INFORMATION SHOWN -
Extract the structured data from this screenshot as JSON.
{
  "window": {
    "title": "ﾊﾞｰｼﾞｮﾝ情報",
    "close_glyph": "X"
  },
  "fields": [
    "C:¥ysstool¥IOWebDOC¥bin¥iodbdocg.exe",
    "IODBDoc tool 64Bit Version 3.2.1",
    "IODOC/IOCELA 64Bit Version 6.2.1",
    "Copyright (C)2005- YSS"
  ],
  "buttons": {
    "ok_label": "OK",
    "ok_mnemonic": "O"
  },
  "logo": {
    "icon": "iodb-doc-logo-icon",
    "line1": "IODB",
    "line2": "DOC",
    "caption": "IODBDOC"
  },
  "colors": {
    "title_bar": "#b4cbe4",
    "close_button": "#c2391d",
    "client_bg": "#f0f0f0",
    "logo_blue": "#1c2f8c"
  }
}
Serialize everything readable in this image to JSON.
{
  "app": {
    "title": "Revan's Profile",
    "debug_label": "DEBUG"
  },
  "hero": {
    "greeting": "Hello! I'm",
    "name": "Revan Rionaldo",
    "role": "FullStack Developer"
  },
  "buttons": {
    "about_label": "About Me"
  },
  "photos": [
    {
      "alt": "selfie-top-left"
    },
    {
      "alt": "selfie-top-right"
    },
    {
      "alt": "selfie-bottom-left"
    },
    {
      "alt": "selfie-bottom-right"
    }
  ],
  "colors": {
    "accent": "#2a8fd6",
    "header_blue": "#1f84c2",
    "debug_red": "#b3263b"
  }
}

GOAL -
Starting at the line that contains "Serialize everything readable", copy each line exactly through the end of the listing above. Include that first line and the last one, and add nothing.

WORKED ANSWER -
Serialize everything readable in this image to JSON.
{
  "app": {
    "title": "Revan's Profile",
    "debug_label": "DEBUG"
  },
  "hero": {
    "greeting": "Hello! I'm",
    "name": "Revan Rionaldo",
    "role": "FullStack Developer"
  },
  "buttons": {
    "about_label": "About Me"
  },
  "photos": [
    {
      "alt": "selfie-top-left"
    },
    {
      "alt": "selfie-top-right"
    },
    {
      "alt": "selfie-bottom-left"
    },
    {
      "alt": "selfie-bottom-right"
    }
  ],
  "colors": {
    "accent": "#2a8fd6",
    "header_blue": "#1f84c2",
    "debug_red": "#b3263b"
  }
}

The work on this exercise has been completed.